Make an exact copy of the entries below with the pictures removed.

#### [PROVIDED RECORDS]
== == ==
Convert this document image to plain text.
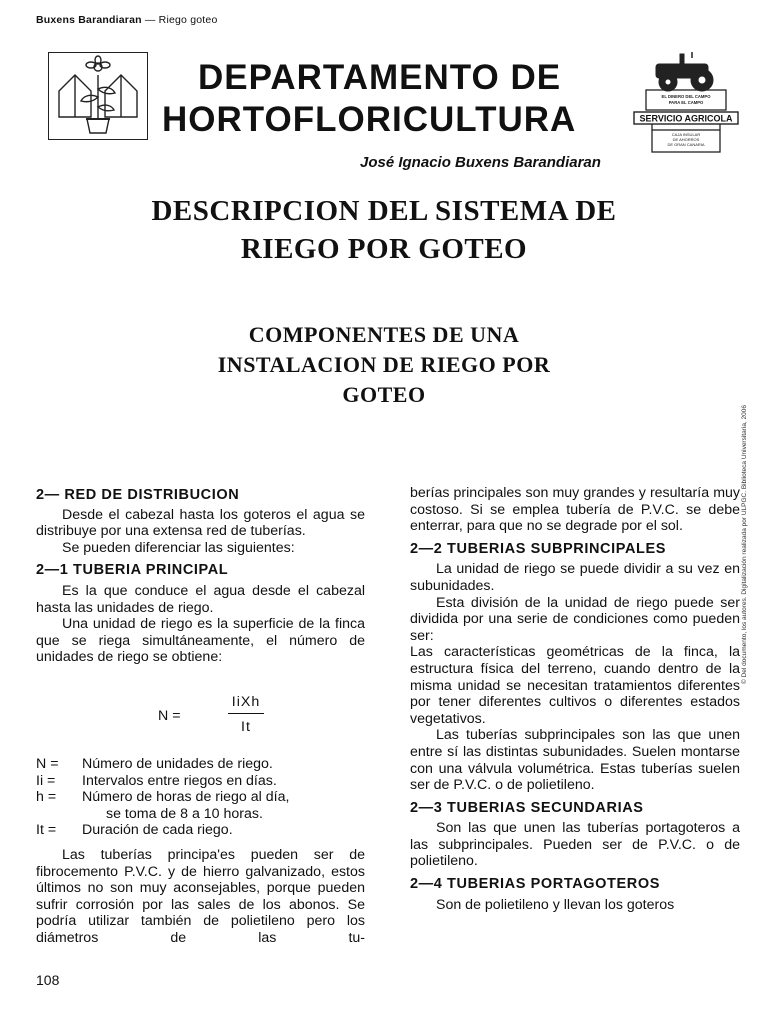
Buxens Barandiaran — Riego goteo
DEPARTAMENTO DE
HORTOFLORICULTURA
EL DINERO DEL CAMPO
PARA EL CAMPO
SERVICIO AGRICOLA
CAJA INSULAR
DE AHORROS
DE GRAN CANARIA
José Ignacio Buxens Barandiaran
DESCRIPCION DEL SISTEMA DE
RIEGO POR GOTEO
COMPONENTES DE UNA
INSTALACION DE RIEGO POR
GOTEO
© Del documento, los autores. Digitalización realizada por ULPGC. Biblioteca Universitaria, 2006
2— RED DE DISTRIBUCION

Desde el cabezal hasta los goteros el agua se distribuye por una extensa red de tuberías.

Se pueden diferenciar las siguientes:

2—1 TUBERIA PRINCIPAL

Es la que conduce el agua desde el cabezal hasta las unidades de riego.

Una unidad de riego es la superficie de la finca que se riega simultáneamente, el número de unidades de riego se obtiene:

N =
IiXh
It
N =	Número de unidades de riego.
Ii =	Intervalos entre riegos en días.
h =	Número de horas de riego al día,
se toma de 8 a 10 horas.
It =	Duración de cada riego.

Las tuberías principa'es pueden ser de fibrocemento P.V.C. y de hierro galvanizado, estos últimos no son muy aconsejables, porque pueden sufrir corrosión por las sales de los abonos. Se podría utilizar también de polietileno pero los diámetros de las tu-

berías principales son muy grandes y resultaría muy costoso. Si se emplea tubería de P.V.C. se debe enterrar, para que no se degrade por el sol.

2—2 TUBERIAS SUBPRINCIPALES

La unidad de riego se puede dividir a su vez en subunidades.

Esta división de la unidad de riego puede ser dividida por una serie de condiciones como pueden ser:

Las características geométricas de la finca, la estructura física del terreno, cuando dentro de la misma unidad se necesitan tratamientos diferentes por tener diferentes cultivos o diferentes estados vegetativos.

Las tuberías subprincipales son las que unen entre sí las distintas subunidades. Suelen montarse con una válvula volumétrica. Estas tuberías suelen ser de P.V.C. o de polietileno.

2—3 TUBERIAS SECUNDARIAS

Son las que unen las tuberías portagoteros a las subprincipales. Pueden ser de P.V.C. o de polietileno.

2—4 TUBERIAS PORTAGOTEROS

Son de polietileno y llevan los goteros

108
== == ==
#### [RESULT OF THE EXERCISE]
Convert this document image to plain text.
Buxens Barandiaran — Riego goteo
DEPARTAMENTO DE
HORTOFLORICULTURA
EL DINERO DEL CAMPO
PARA EL CAMPO
SERVICIO AGRICOLA
CAJA INSULAR
DE AHORROS
DE GRAN CANARIA
José Ignacio Buxens Barandiaran
DESCRIPCION DEL SISTEMA DE
RIEGO POR GOTEO
COMPONENTES DE UNA
INSTALACION DE RIEGO POR
GOTEO
© Del documento, los autores. Digitalización realizada por ULPGC. Biblioteca Universitaria, 2006
2— RED DE DISTRIBUCION

Desde el cabezal hasta los goteros el agua se distribuye por una extensa red de tuberías.

Se pueden diferenciar las siguientes:

2—1 TUBERIA PRINCIPAL

Es la que conduce el agua desde el cabezal hasta las unidades de riego.

Una unidad de riego es la superficie de la finca que se riega simultáneamente, el número de unidades de riego se obtiene:

N =
IiXh
It
N =	Número de unidades de riego.
Ii =	Intervalos entre riegos en días.
h =	Número de horas de riego al día,
se toma de 8 a 10 horas.
It =	Duración de cada riego.

Las tuberías principa'es pueden ser de fibrocemento P.V.C. y de hierro galvanizado, estos últimos no son muy aconsejables, porque pueden sufrir corrosión por las sales de los abonos. Se podría utilizar también de polietileno pero los diámetros de las tu-

berías principales son muy grandes y resultaría muy costoso. Si se emplea tubería de P.V.C. se debe enterrar, para que no se degrade por el sol.

2—2 TUBERIAS SUBPRINCIPALES

La unidad de riego se puede dividir a su vez en subunidades.

Esta división de la unidad de riego puede ser dividida por una serie de condiciones como pueden ser:

Las características geométricas de la finca, la estructura física del terreno, cuando dentro de la misma unidad se necesitan tratamientos diferentes por tener diferentes cultivos o diferentes estados vegetativos.

Las tuberías subprincipales son las que unen entre sí las distintas subunidades. Suelen montarse con una válvula volumétrica. Estas tuberías suelen ser de P.V.C. o de polietileno.

2—3 TUBERIAS SECUNDARIAS

Son las que unen las tuberías portagoteros a las subprincipales. Pueden ser de P.V.C. o de polietileno.

2—4 TUBERIAS PORTAGOTEROS

Son de polietileno y llevan los goteros

108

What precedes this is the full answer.